Written task:
Select all lines holding the word "Escort" from the entries that follow.

[Collected data]
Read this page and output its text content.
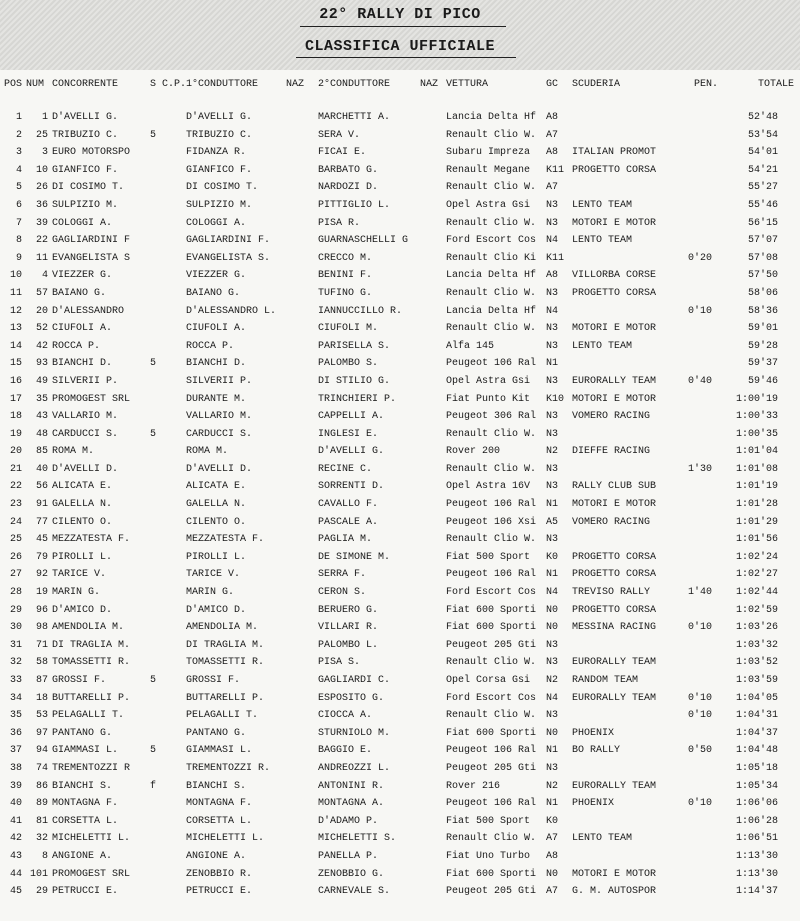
22° RALLY DI PICO
CLASSIFICA UFFICIALE
POS NUM CONCORRENTE	S C.P. 1°CONDUTTORE	NAZ 2°CONDUTTORE	NAZ VETTURA	GC SCUDERIA	PEN.	TOTALE
1	1 D'AVELLI G.	D'AVELLI G.	MARCHETTI A.	Lancia Delta Hf A8	52'48
2	25 TRIBUZIO C.	5	TRIBUZIO C.	SERA V.	Renault Clio W. A7	53'54
3	3 EURO MOTORSPO	FIDANZA R.	FICAI E.	Subaru Impreza A8 ITALIAN PROMOT	54'01
4	10 GIANFICO F.	GIANFICO F.	BARBATO G.	Renault Megane K11 PROGETTO CORSA	54'21
5	26 DI COSIMO T.	DI COSIMO T.	NARDOZI D.	Renault Clio W. A7	55'27
6	36 SULPIZIO M.	SULPIZIO M.	PITTIGLIO L.	Opel Astra Gsi N3 LENTO TEAM	55'46
7	39 COLOGGI A.	COLOGGI A.	PISA R.	Renault Clio W. N3 MOTORI E MOTOR	56'15
8	22 GAGLIARDINI F	GAGLIARDINI F.	GUARNASCHELLI G	Ford Escort Cos N4 LENTO TEAM	57'07
9	11 EVANGELISTA S	EVANGELISTA S.	CRECCO M.	Renault Clio Ki K11	0'20	57'08
10	4 VIEZZER G.	VIEZZER G.	BENINI F.	Lancia Delta Hf A8 VILLORBA CORSE	57'50
11	57 BAIANO G.	BAIANO G.	TUFINO G.	Renault Clio W. N3 PROGETTO CORSA	58'06
12	20 D'ALESSANDRO	D'ALESSANDRO L.	IANNUCCILLO R.	Lancia Delta Hf N4	0'10	58'36
13	52 CIUFOLI A.	CIUFOLI A.	CIUFOLI M.	Renault Clio W. N3 MOTORI E MOTOR	59'01
14	42 ROCCA P.	ROCCA P.	PARISELLA S.	Alfa 145	N3 LENTO TEAM	59'28
15	93 BIANCHI D.	5	BIANCHI D.	PALOMBO S.	Peugeot 106 Ral N1	59'37
16	49 SILVERII P.	SILVERII P.	DI STILIO G.	Opel Astra Gsi N3 EURORALLY TEAM	0'40	59'46
17	35 PROMOGEST SRL	DURANTE M.	TRINCHIERI P.	Fiat Punto Kit K10 MOTORI E MOTOR	1:00'19
18	43 VALLARIO M.	VALLARIO M.	CAPPELLI A.	Peugeot 306 Ral N3 VOMERO RACING	1:00'33
19	48 CARDUCCI S.	5	CARDUCCI S.	INGLESI E.	Renault Clio W. N3	1:00'35
20	85 ROMA M.	ROMA M.	D'AVELLI G.	Rover 200	N2 DIEFFE RACING	1:01'04
21	40 D'AVELLI D.	D'AVELLI D.	RECINE C.	Renault Clio W. N3	1'30	1:01'08
22	56 ALICATA E.	ALICATA E.	SORRENTI D.	Opel Astra 16V N3 RALLY CLUB SUB	1:01'19
23	91 GALELLA N.	GALELLA N.	CAVALLO F.	Peugeot 106 Ral N1 MOTORI E MOTOR	1:01'28
24	77 CILENTO O.	CILENTO O.	PASCALE A.	Peugeot 106 Xsi A5 VOMERO RACING	1:01'29
25	45 MEZZATESTA F.	MEZZATESTA F.	PAGLIA M.	Renault Clio W. N3	1:01'56
26	79 PIROLLI L.	PIROLLI L.	DE SIMONE M.	Fiat 500 Sport K0 PROGETTO CORSA	1:02'24
27	92 TARICE V.	TARICE V.	SERRA F.	Peugeot 106 Ral N1 PROGETTO CORSA	1:02'27
28	19 MARIN G.	MARIN G.	CERON S.	Ford Escort Cos N4 TREVISO RALLY	1'40	1:02'44
29	96 D'AMICO D.	D'AMICO D.	BERUERO G.	Fiat 600 Sporti N0 PROGETTO CORSA	1:02'59
30	98 AMENDOLIA M.	AMENDOLIA M.	VILLARI R.	Fiat 600 Sporti N0 MESSINA RACING	0'10	1:03'26
31	71 DI TRAGLIA M.	DI TRAGLIA M.	PALOMBO L.	Peugeot 205 Gti N3	1:03'32
32	58 TOMASSETTI R.	TOMASSETTI R.	PISA S.	Renault Clio W. N3 EURORALLY TEAM	1:03'52
33	87 GROSSI F.	5	GROSSI F.	GAGLIARDI C.	Opel Corsa Gsi N2 RANDOM TEAM	1:03'59
34	18 BUTTARELLI P.	BUTTARELLI P.	ESPOSITO G.	Ford Escort Cos N4 EURORALLY TEAM	0'10	1:04'05
35	53 PELAGALLI T.	PELAGALLI T.	CIOCCA A.	Renault Clio W. N3	0'10	1:04'31
36	97 PANTANO G.	PANTANO G.	STURNIOLO M.	Fiat 600 Sporti N0 PHOENIX	1:04'37
37	94 GIAMMASI L.	5	GIAMMASI L.	BAGGIO E.	Peugeot 106 Ral N1 BO RALLY	0'50	1:04'48
38	74 TREMENTOZZI R	TREMENTOZZI R.	ANDREOZZI L.	Peugeot 205 Gti N3	1:05'18
39	86 BIANCHI S.	f	BIANCHI S.	ANTONINI R.	Rover 216	N2 EURORALLY TEAM	1:05'34
40	89 MONTAGNA F.	MONTAGNA F.	MONTAGNA A.	Peugeot 106 Ral N1 PHOENIX	0'10	1:06'06
41	81 CORSETTA L.	CORSETTA L.	D'ADAMO P.	Fiat 500 Sport K0	1:06'28
42	32 MICHELETTI L.	MICHELETTI L.	MICHELETTI S.	Renault Clio W. A7 LENTO TEAM	1:06'51
43	8 ANGIONE A.	ANGIONE A.	PANELLA P.	Fiat Uno Turbo A8	1:13'30
44 101 PROMOGEST SRL	ZENOBBIO R.	ZENOBBIO G.	Fiat 600 Sporti N0 MOTORI E MOTOR	1:13'30
45	29 PETRUCCI E.	PETRUCCI E.	CARNEVALE S.	Peugeot 205 Gti A7 G. M. AUTOSPOR	1:14'37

Exercise solution:
8	22 GAGLIARDINI F	GAGLIARDINI F.	GUARNASCHELLI G	Ford Escort Cos N4 LENTO TEAM	57'07
28	19 MARIN G.	MARIN G.	CERON S.	Ford Escort Cos N4 TREVISO RALLY	1'40	1:02'44
34	18 BUTTARELLI P.	BUTTARELLI P.	ESPOSITO G.	Ford Escort Cos N4 EURORALLY TEAM	0'10	1:04'05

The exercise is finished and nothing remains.